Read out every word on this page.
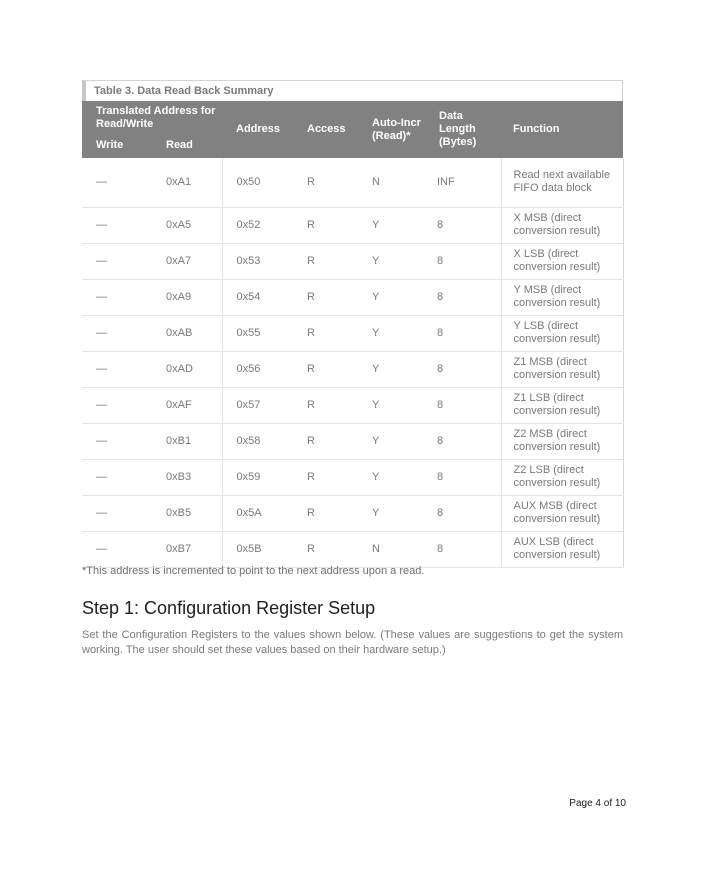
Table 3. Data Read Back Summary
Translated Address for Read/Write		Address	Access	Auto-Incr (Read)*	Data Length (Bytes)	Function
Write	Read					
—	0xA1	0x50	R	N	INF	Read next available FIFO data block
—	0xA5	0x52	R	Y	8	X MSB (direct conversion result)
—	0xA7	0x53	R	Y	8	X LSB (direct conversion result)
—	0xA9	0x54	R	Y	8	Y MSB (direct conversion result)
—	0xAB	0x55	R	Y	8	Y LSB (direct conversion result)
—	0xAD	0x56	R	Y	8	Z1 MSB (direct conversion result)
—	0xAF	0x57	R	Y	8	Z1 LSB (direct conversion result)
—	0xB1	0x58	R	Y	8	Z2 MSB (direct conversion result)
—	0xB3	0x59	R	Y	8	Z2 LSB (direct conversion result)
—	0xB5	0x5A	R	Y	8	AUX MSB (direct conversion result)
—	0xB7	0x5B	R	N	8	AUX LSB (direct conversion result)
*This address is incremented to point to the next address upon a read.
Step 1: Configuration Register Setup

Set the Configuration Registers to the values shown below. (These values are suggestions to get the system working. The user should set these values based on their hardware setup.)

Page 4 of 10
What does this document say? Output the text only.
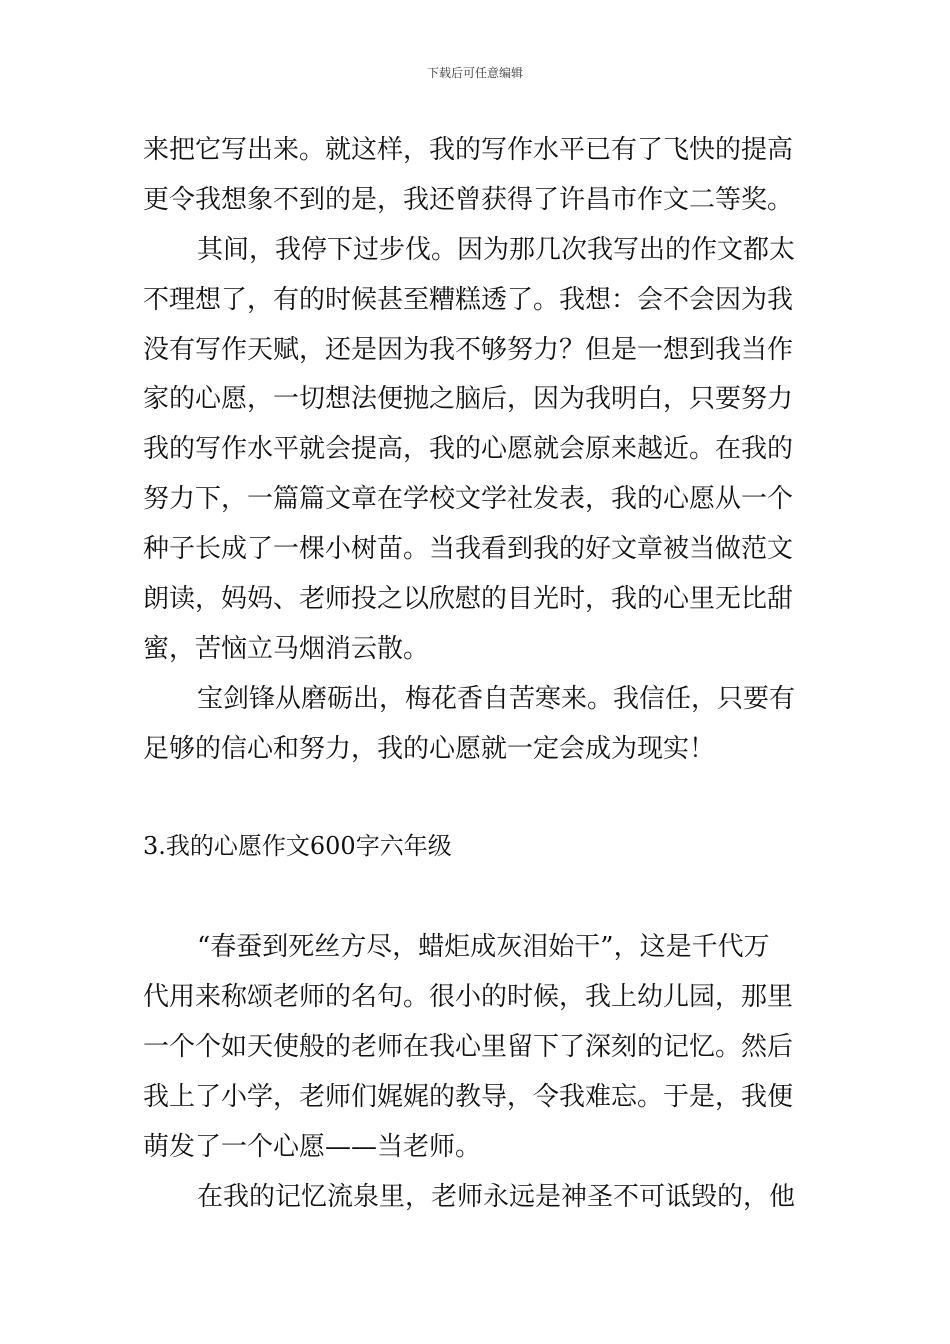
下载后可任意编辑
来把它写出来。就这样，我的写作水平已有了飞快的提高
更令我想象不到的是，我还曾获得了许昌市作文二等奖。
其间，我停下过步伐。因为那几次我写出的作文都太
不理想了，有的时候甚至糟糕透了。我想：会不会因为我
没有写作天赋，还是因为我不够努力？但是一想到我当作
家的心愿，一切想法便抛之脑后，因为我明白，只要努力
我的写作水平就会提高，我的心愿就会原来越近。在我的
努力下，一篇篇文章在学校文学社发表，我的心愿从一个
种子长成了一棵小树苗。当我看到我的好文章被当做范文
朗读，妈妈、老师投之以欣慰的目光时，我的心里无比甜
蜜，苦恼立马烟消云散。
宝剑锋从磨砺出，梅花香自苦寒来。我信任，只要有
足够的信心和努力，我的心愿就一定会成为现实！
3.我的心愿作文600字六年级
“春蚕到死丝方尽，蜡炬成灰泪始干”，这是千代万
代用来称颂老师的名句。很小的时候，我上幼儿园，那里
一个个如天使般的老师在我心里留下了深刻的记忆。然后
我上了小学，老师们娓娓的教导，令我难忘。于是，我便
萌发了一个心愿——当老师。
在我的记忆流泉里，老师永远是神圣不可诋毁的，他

**Directive:**
Which lines hold the word "Write"? Copy each of them from the records.

**The reply:**
Translated Address for Read/Write		Address	Access	Auto-Incr (Read)*	Data Length (Bytes)	Function
Write	Read					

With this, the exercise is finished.